Required work
Extract all of the data and reproduce it precisely.

Extracted records:
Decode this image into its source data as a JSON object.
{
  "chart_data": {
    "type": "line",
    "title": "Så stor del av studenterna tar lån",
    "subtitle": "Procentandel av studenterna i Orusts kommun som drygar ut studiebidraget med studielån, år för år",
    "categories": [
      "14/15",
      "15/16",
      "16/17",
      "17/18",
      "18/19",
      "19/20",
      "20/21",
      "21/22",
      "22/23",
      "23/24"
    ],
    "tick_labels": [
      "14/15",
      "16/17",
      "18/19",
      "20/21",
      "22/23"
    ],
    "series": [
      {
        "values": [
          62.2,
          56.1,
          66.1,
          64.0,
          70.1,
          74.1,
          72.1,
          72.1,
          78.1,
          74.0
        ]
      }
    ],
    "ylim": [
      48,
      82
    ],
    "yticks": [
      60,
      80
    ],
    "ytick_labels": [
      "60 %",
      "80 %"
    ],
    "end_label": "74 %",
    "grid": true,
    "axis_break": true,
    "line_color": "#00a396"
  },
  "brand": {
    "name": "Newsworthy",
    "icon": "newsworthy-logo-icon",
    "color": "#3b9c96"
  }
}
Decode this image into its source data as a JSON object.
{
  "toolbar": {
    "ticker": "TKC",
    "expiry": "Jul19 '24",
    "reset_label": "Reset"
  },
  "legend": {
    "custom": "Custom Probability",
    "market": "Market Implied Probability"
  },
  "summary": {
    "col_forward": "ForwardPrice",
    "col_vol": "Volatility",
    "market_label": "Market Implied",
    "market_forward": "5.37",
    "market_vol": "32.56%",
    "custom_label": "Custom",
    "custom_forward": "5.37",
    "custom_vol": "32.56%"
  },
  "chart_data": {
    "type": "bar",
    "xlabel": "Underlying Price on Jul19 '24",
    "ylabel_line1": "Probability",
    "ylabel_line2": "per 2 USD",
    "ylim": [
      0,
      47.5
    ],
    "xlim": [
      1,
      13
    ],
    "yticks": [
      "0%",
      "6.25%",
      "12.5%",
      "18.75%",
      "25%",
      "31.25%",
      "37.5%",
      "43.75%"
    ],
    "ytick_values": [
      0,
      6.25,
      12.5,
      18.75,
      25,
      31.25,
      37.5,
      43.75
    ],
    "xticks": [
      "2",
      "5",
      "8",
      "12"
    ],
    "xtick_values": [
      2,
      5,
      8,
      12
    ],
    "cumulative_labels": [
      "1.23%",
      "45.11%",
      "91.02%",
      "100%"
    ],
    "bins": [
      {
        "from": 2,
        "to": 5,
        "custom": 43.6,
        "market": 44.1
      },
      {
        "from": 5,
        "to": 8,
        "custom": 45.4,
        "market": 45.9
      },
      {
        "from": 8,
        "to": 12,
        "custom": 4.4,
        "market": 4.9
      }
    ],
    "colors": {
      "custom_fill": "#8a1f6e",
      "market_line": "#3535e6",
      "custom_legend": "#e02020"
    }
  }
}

Final result
Decode this image into its source data as a JSON object.
{
  "chart_data": {
    "type": "line",
    "title": "Så stor del av studenterna tar lån",
    "subtitle": "Procentandel av studenterna i Orusts kommun som drygar ut studiebidraget med studielån, år för år",
    "categories": [
      "14/15",
      "15/16",
      "16/17",
      "17/18",
      "18/19",
      "19/20",
      "20/21",
      "21/22",
      "22/23",
      "23/24"
    ],
    "tick_labels": [
      "14/15",
      "16/17",
      "18/19",
      "20/21",
      "22/23"
    ],
    "series": [
      {
        "values": [
          62.2,
          56.1,
          66.1,
          64.0,
          70.1,
          74.1,
          72.1,
          72.1,
          78.1,
          74.0
        ]
      }
    ],
    "ylim": [
      48,
      82
    ],
    "yticks": [
      60,
      80
    ],
    "ytick_labels": [
      "60 %",
      "80 %"
    ],
    "end_label": "74 %",
    "grid": true,
    "axis_break": true,
    "line_color": "#00a396"
  },
  "brand": {
    "name": "Newsworthy",
    "icon": "newsworthy-logo-icon",
    "color": "#3b9c96"
  }
}
Decode this image into its source data as a JSON object.
{
  "toolbar": {
    "ticker": "TKC",
    "expiry": "Jul19 '24",
    "reset_label": "Reset"
  },
  "legend": {
    "custom": "Custom Probability",
    "market": "Market Implied Probability"
  },
  "summary": {
    "col_forward": "ForwardPrice",
    "col_vol": "Volatility",
    "market_label": "Market Implied",
    "market_forward": "5.37",
    "market_vol": "32.56%",
    "custom_label": "Custom",
    "custom_forward": "5.37",
    "custom_vol": "32.56%"
  },
  "chart_data": {
    "type": "bar",
    "xlabel": "Underlying Price on Jul19 '24",
    "ylabel_line1": "Probability",
    "ylabel_line2": "per 2 USD",
    "ylim": [
      0,
      47.5
    ],
    "xlim": [
      1,
      13
    ],
    "yticks": [
      "0%",
      "6.25%",
      "12.5%",
      "18.75%",
      "25%",
      "31.25%",
      "37.5%",
      "43.75%"
    ],
    "ytick_values": [
      0,
      6.25,
      12.5,
      18.75,
      25,
      31.25,
      37.5,
      43.75
    ],
    "xticks": [
      "2",
      "5",
      "8",
      "12"
    ],
    "xtick_values": [
      2,
      5,
      8,
      12
    ],
    "cumulative_labels": [
      "1.23%",
      "45.11%",
      "91.02%",
      "100%"
    ],
    "bins": [
      {
        "from": 2,
        "to": 5,
        "custom": 43.6,
        "market": 44.1
      },
      {
        "from": 5,
        "to": 8,
        "custom": 45.4,
        "market": 45.9
      },
      {
        "from": 8,
        "to": 12,
        "custom": 4.4,
        "market": 4.9
      }
    ],
    "colors": {
      "custom_fill": "#8a1f6e",
      "market_line": "#3535e6",
      "custom_legend": "#e02020"
    }
  }
}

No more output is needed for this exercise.